▼

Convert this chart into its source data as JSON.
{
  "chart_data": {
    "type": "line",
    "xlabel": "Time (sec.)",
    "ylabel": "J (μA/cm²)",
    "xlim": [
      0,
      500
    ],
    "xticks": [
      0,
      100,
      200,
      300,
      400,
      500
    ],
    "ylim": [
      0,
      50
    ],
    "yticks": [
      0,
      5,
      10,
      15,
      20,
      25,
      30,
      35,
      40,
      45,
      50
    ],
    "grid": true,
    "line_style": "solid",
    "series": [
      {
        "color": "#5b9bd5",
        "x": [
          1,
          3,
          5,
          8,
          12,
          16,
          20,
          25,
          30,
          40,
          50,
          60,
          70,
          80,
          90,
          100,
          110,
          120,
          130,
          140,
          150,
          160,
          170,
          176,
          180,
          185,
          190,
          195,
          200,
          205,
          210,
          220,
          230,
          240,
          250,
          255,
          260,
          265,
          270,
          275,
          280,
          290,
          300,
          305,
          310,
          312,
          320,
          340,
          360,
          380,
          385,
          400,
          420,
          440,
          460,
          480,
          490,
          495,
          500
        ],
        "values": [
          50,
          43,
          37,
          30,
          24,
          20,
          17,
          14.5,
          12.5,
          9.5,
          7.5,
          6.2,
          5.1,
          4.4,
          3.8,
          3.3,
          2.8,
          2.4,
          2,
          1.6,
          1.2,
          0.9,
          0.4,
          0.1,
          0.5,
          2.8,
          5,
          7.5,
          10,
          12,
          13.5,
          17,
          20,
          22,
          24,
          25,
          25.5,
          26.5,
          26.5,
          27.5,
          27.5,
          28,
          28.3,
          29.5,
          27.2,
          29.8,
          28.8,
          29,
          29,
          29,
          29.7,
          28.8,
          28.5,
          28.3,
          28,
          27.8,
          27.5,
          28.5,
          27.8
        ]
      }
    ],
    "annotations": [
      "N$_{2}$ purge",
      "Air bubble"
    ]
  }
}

▲

Extract the complete set of records unchanged.

ANSWER FOR THE TASK:
Convert this chart into its source data as JSON.
{
  "chart_data": {
    "type": "line",
    "xlabel": "Time (sec.)",
    "ylabel": "J (μA/cm²)",
    "xlim": [
      0,
      500
    ],
    "xticks": [
      0,
      100,
      200,
      300,
      400,
      500
    ],
    "ylim": [
      0,
      50
    ],
    "yticks": [
      0,
      5,
      10,
      15,
      20,
      25,
      30,
      35,
      40,
      45,
      50
    ],
    "grid": true,
    "line_style": "solid",
    "series": [
      {
        "color": "#5b9bd5",
        "x": [
          1,
          3,
          5,
          8,
          12,
          16,
          20,
          25,
          30,
          40,
          50,
          60,
          70,
          80,
          90,
          100,
          110,
          120,
          130,
          140,
          150,
          160,
          170,
          176,
          180,
          185,
          190,
          195,
          200,
          205,
          210,
          220,
          230,
          240,
          250,
          255,
          260,
          265,
          270,
          275,
          280,
          290,
          300,
          305,
          310,
          312,
          320,
          340,
          360,
          380,
          385,
          400,
          420,
          440,
          460,
          480,
          490,
          495,
          500
        ],
        "values": [
          50,
          43,
          37,
          30,
          24,
          20,
          17,
          14.5,
          12.5,
          9.5,
          7.5,
          6.2,
          5.1,
          4.4,
          3.8,
          3.3,
          2.8,
          2.4,
          2,
          1.6,
          1.2,
          0.9,
          0.4,
          0.1,
          0.5,
          2.8,
          5,
          7.5,
          10,
          12,
          13.5,
          17,
          20,
          22,
          24,
          25,
          25.5,
          26.5,
          26.5,
          27.5,
          27.5,
          28,
          28.3,
          29.5,
          27.2,
          29.8,
          28.8,
          29,
          29,
          29,
          29.7,
          28.8,
          28.5,
          28.3,
          28,
          27.8,
          27.5,
          28.5,
          27.8
        ]
      }
    ],
    "annotations": [
      "N$_{2}$ purge",
      "Air bubble"
    ]
  }
}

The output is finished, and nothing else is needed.